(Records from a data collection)

+++

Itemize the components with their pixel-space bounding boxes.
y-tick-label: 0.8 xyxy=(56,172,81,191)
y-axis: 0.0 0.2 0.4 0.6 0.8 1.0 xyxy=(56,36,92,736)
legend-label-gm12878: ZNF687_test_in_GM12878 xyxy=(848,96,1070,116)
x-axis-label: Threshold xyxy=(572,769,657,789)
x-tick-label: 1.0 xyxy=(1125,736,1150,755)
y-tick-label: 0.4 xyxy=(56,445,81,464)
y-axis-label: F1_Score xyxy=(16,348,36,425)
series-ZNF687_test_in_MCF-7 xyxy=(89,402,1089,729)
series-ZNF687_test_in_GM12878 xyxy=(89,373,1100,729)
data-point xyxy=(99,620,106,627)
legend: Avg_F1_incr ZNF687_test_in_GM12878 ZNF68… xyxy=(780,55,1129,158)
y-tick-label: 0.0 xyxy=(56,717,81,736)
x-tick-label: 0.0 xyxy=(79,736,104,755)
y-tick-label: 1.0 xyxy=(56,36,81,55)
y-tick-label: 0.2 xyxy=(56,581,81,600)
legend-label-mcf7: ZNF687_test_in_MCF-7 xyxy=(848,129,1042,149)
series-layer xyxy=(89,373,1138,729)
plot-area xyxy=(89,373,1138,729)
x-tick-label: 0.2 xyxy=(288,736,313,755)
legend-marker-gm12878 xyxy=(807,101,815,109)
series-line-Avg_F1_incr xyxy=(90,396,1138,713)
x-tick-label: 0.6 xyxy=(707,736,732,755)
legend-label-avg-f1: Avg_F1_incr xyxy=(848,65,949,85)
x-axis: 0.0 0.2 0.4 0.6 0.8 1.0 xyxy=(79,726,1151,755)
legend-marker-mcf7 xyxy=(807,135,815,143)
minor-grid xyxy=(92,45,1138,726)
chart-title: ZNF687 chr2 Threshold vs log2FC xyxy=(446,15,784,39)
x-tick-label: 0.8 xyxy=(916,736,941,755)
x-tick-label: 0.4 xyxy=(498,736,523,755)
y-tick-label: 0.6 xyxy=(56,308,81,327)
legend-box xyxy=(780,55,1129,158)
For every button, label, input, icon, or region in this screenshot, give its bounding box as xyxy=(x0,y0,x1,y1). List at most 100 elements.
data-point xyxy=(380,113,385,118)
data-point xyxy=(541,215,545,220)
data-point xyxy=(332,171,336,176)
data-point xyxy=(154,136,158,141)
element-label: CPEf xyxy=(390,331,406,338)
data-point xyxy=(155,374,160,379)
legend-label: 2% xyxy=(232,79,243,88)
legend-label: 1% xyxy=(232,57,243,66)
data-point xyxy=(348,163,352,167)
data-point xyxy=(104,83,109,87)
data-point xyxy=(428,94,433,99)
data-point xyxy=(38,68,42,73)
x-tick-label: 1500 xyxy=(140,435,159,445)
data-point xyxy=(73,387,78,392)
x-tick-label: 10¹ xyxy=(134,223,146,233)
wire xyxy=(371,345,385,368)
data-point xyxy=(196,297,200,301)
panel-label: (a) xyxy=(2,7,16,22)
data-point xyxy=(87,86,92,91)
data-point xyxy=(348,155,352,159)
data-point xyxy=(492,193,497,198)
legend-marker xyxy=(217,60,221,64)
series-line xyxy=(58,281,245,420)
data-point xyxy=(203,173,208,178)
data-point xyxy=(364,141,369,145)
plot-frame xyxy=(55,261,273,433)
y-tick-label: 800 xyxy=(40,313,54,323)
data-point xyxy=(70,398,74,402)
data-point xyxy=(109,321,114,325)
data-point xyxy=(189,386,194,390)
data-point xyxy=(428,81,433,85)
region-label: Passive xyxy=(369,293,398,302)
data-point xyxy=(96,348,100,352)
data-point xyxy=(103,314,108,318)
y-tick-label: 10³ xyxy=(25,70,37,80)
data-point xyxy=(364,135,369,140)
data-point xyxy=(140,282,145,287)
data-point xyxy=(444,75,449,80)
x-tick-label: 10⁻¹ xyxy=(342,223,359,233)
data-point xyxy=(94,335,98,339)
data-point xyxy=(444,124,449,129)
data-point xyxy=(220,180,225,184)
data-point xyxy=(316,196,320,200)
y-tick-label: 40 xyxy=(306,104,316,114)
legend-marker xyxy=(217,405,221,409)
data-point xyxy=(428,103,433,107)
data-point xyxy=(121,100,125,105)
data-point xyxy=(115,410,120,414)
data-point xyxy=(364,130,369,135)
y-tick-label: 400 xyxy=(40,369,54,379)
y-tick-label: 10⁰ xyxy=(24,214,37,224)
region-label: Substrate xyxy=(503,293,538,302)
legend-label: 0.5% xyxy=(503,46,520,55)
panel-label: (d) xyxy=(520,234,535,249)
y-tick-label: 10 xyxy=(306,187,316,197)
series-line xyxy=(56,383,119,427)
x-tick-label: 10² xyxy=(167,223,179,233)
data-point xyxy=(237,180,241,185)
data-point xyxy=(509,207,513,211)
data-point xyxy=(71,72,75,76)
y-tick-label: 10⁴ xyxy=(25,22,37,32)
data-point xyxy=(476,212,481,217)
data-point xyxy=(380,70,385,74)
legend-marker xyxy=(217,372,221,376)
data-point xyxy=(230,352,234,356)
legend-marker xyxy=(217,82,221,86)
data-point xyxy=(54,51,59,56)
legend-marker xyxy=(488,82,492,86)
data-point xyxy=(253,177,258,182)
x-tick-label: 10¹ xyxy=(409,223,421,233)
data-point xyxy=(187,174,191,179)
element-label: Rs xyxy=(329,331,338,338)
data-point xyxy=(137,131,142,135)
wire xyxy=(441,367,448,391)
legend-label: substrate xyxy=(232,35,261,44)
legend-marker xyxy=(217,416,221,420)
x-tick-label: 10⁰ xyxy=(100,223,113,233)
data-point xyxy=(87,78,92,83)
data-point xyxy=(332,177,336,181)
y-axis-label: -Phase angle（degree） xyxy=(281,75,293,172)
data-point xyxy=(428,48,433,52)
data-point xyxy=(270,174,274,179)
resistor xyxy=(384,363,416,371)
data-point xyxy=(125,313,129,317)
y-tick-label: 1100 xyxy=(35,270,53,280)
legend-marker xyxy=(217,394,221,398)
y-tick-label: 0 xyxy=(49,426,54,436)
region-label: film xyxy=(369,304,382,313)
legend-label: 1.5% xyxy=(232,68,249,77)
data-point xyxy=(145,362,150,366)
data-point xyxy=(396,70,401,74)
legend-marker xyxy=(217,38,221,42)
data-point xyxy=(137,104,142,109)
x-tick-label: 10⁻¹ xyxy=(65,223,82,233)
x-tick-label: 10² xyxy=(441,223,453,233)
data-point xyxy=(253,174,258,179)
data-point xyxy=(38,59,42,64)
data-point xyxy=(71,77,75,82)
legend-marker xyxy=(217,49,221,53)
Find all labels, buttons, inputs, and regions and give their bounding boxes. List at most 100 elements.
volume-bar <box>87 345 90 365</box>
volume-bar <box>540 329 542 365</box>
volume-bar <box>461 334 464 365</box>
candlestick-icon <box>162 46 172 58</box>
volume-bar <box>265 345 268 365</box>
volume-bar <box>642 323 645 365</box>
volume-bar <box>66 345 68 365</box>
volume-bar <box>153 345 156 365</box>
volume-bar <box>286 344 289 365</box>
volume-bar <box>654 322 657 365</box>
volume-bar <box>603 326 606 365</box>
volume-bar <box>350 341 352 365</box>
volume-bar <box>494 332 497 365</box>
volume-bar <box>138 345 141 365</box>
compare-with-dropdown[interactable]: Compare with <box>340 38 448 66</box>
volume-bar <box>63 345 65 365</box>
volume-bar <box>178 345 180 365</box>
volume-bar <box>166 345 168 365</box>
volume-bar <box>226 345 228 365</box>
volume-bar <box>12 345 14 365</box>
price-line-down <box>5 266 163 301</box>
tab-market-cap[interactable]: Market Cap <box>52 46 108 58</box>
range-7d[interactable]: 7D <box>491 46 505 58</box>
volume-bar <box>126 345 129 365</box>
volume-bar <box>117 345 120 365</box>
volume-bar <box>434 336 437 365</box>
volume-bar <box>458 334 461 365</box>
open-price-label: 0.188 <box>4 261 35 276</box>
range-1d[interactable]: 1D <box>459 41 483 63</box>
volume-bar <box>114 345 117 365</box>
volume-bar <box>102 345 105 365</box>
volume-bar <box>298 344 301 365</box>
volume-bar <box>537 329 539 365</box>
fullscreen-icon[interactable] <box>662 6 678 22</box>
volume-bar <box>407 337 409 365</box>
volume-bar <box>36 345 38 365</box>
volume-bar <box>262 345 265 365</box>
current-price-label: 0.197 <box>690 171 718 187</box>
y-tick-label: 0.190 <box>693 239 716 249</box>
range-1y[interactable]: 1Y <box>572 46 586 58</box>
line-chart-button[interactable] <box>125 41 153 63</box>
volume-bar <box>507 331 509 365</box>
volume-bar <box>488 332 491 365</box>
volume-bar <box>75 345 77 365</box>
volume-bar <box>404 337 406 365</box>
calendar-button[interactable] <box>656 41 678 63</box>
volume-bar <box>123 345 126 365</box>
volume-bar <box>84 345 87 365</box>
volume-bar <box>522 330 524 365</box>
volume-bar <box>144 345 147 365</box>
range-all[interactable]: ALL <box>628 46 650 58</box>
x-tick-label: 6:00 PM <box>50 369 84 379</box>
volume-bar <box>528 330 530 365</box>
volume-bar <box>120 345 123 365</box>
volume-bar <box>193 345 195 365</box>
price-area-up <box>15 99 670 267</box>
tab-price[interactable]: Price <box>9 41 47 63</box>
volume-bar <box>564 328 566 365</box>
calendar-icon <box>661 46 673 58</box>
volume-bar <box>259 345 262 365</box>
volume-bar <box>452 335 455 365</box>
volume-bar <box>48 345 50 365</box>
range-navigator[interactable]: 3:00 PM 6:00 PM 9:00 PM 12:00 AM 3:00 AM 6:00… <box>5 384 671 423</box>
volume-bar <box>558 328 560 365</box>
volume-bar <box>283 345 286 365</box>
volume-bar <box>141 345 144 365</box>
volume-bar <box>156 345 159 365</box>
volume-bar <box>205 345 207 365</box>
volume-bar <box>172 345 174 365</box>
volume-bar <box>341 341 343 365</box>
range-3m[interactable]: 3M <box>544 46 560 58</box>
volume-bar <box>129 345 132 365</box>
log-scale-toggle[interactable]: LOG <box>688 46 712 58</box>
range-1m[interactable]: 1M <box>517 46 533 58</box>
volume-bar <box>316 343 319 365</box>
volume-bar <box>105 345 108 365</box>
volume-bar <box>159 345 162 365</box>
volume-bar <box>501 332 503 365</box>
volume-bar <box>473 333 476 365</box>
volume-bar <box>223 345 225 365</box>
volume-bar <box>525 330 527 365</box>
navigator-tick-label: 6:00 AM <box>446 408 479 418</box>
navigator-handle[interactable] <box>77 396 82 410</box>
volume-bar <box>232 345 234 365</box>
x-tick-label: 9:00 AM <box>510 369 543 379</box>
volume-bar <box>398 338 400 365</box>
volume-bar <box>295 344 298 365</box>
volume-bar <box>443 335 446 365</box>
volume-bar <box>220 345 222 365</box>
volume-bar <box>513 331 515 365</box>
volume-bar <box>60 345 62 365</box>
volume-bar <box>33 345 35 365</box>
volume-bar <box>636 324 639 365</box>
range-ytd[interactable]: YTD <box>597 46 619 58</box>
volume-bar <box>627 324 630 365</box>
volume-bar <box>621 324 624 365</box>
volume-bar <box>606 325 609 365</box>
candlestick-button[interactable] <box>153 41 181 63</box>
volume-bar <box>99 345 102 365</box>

+++

Update the lines starting at the very first line and ending at the line containing "data-point xyxy=(99,620,106,627)" by changing "Threshold" to "Cutoff". Keep everything else the same.

• CORRECT RESPONSE
Itemize the components with their pixel-space bounding boxes.
y-tick-label: 0.8 xyxy=(56,172,81,191)
y-axis: 0.0 0.2 0.4 0.6 0.8 1.0 xyxy=(56,36,92,736)
legend-label-gm12878: ZNF687_test_in_GM12878 xyxy=(848,96,1070,116)
x-axis-label: Cutoff xyxy=(572,769,657,789)
x-tick-label: 1.0 xyxy=(1125,736,1150,755)
y-tick-label: 0.4 xyxy=(56,445,81,464)
y-axis-label: F1_Score xyxy=(16,348,36,425)
series-ZNF687_test_in_MCF-7 xyxy=(89,402,1089,729)
series-ZNF687_test_in_GM12878 xyxy=(89,373,1100,729)
data-point xyxy=(99,620,106,627)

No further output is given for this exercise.